● WHAT THE EXERCISE ASKS: Report every line in the listing that contains the string "JSON".

● EXTRACTED RECORDS:
========================================================================
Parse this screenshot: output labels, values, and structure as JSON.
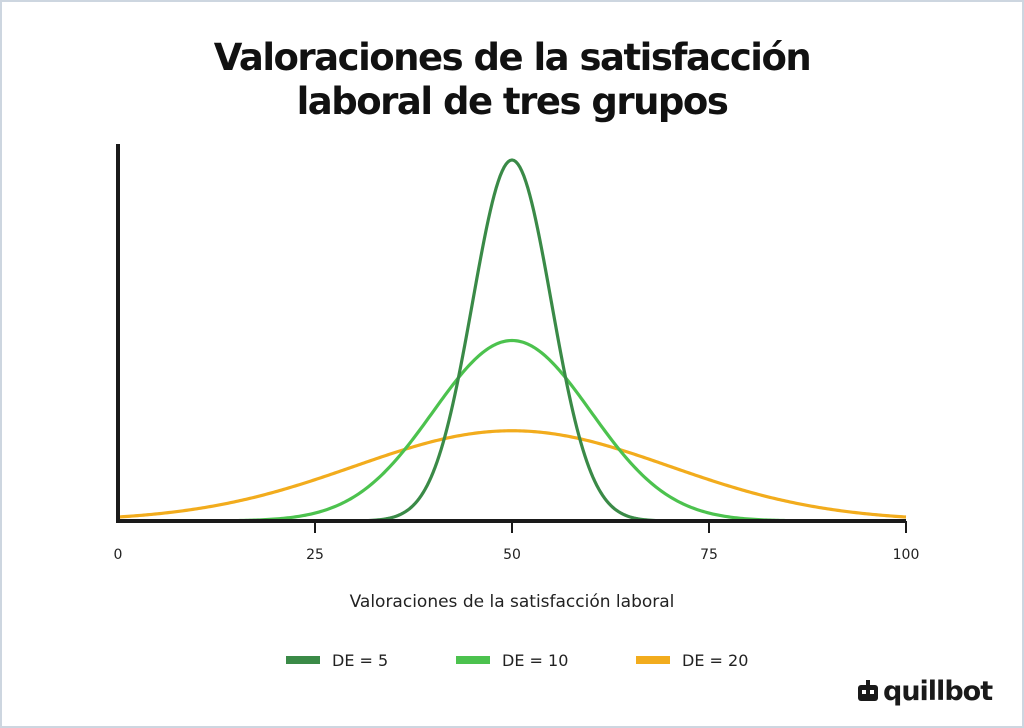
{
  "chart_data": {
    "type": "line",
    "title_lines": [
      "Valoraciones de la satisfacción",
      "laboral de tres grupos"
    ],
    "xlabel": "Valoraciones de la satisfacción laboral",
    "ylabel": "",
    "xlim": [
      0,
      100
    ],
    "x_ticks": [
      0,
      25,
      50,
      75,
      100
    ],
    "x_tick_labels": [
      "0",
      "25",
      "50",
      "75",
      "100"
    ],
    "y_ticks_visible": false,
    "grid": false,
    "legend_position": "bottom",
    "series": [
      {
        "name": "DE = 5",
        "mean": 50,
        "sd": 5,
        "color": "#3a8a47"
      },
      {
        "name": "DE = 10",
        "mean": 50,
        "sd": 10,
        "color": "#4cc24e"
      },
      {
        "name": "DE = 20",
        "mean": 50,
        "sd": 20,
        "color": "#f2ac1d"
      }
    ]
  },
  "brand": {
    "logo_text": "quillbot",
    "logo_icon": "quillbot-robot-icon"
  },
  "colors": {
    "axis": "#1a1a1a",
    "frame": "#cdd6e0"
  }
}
========================================================================
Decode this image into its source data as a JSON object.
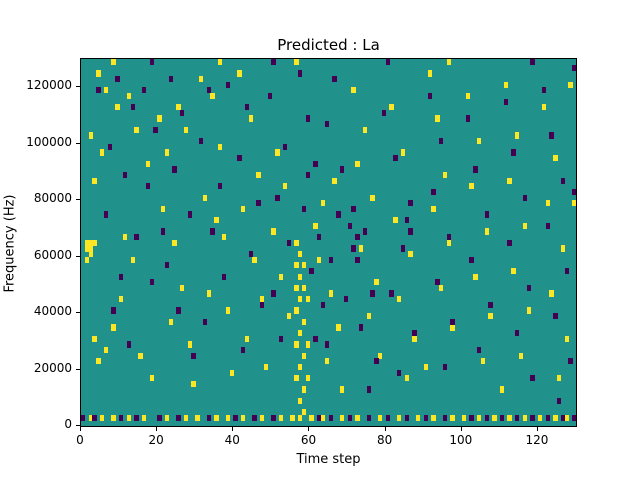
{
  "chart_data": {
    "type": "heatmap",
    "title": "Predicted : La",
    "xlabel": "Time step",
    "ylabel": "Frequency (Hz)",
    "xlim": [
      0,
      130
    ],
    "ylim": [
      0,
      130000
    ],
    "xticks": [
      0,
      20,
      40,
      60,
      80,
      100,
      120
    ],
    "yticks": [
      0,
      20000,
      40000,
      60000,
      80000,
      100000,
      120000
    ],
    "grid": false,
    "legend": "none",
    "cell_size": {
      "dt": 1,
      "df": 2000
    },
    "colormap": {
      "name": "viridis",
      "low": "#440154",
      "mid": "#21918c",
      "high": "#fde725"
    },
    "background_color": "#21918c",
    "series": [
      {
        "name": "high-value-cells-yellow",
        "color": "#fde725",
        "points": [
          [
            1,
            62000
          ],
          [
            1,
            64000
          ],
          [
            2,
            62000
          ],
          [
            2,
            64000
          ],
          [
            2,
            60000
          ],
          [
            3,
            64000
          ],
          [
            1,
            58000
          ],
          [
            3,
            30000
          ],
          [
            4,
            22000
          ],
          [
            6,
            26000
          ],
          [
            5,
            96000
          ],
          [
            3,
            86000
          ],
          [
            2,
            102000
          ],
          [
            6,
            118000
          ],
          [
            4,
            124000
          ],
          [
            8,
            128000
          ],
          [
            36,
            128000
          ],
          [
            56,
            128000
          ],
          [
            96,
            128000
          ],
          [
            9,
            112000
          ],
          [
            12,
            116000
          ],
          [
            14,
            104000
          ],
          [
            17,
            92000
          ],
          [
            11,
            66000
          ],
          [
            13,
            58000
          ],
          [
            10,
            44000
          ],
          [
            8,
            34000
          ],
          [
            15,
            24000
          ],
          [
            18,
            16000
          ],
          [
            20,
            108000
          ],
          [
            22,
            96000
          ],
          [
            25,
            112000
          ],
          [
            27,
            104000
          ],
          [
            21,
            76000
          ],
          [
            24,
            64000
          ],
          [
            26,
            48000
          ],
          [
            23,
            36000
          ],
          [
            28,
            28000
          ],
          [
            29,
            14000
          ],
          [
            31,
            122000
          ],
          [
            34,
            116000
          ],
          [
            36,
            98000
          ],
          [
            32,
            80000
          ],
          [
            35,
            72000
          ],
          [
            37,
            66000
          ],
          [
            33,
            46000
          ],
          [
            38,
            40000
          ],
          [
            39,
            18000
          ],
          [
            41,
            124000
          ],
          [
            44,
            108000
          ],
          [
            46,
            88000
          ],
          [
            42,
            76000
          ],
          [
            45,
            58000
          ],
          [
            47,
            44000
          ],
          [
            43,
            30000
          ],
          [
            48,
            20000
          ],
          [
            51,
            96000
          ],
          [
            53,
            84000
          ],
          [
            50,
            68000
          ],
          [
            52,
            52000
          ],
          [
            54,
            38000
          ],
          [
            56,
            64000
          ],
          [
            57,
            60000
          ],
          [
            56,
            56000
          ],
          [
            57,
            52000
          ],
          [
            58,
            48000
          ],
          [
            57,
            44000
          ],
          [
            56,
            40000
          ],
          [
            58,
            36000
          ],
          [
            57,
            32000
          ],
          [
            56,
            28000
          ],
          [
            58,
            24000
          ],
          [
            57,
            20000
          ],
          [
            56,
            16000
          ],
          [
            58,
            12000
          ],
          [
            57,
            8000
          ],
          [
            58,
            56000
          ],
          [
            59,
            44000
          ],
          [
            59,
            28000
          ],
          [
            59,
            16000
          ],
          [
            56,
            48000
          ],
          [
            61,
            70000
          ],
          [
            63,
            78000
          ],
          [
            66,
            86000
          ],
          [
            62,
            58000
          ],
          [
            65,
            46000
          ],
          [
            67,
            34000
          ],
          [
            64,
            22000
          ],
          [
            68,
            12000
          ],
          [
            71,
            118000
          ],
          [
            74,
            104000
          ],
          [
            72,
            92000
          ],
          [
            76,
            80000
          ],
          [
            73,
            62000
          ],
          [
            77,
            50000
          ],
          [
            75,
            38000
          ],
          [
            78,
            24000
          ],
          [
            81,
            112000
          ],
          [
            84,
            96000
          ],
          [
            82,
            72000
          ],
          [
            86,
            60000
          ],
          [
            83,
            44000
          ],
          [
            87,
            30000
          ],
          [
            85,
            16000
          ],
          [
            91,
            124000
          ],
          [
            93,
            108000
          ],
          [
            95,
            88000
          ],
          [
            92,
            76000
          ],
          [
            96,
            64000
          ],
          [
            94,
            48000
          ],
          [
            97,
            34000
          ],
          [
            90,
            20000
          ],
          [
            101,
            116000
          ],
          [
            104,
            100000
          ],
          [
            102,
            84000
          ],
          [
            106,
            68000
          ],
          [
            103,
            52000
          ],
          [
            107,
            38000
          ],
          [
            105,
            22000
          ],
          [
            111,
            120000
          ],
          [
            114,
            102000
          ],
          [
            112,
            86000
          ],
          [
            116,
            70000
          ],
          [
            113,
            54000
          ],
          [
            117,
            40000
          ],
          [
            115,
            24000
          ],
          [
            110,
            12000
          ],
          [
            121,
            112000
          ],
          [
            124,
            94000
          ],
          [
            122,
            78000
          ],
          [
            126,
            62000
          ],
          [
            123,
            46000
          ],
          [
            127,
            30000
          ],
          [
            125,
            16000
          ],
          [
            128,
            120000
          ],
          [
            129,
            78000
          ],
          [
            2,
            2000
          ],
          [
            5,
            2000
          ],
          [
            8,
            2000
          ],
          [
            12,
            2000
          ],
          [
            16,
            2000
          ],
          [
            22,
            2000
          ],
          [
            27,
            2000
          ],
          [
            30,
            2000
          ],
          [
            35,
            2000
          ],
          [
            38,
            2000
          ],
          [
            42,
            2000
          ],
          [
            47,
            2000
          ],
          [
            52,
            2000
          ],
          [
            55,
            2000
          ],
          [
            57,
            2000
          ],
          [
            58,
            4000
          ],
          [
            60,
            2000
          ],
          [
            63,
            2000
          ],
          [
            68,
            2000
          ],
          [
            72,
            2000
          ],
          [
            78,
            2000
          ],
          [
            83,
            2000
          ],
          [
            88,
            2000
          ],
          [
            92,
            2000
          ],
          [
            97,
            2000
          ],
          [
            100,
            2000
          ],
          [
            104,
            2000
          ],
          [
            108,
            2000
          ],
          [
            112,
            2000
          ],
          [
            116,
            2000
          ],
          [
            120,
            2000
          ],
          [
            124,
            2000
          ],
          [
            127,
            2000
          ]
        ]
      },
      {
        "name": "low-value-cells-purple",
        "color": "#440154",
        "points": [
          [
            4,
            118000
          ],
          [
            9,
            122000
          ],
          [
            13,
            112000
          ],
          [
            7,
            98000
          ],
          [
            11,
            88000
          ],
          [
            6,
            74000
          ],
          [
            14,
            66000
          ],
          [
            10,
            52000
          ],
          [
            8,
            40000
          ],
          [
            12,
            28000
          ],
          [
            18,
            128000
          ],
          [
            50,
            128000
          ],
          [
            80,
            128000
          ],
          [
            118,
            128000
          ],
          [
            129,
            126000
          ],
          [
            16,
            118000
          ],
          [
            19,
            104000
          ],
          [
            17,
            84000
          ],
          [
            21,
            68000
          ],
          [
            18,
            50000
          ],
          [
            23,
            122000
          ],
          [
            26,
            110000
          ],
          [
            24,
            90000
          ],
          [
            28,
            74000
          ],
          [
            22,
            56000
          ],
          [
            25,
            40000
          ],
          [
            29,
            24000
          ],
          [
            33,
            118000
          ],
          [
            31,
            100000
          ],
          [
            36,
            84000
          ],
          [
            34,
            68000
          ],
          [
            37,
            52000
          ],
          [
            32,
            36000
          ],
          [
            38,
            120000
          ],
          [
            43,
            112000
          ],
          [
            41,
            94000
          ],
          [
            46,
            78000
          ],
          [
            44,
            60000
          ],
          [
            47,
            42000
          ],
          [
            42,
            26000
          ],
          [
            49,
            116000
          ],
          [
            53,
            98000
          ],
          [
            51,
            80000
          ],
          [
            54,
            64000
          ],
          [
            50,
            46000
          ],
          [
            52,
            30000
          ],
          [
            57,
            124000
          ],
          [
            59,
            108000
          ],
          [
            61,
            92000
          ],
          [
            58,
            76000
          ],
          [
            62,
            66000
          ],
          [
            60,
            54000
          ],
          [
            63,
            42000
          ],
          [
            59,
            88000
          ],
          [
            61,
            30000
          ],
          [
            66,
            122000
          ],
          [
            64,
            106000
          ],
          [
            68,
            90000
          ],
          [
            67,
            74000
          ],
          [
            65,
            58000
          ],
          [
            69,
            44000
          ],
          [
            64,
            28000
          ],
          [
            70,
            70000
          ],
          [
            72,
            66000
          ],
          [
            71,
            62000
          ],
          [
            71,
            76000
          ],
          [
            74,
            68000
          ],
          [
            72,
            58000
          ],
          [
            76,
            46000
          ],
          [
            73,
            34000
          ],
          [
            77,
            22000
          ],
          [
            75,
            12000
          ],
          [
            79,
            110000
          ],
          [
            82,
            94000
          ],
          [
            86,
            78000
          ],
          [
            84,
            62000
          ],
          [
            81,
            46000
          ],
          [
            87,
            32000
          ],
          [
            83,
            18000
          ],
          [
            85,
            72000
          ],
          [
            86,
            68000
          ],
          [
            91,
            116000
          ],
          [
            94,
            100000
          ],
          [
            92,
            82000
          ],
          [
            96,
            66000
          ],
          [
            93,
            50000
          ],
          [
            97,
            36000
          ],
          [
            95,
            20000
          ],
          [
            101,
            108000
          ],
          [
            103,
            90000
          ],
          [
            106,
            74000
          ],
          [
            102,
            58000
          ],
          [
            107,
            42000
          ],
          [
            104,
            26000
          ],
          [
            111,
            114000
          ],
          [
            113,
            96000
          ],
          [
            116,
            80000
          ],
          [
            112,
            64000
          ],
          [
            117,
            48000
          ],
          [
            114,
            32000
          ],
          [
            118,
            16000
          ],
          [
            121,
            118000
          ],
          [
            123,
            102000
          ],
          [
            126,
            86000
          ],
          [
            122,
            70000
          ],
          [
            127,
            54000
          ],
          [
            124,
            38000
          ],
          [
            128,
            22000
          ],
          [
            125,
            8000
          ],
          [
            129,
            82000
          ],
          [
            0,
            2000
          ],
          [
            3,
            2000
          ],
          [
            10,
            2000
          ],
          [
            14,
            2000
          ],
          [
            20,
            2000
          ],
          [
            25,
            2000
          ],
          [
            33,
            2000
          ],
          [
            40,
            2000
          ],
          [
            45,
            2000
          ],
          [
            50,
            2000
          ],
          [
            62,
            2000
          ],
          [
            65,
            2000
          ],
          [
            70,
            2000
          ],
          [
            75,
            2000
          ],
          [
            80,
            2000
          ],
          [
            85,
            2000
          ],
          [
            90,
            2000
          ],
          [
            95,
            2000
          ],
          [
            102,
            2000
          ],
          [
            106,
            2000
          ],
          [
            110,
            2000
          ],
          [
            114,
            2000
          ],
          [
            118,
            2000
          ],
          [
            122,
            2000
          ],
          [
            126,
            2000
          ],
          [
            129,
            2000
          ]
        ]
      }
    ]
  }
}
========================================================================
● RIGHT ANSWER:
Parse this screenshot: output labels, values, and structure as JSON.
Decode this image into its source data as a JSON object.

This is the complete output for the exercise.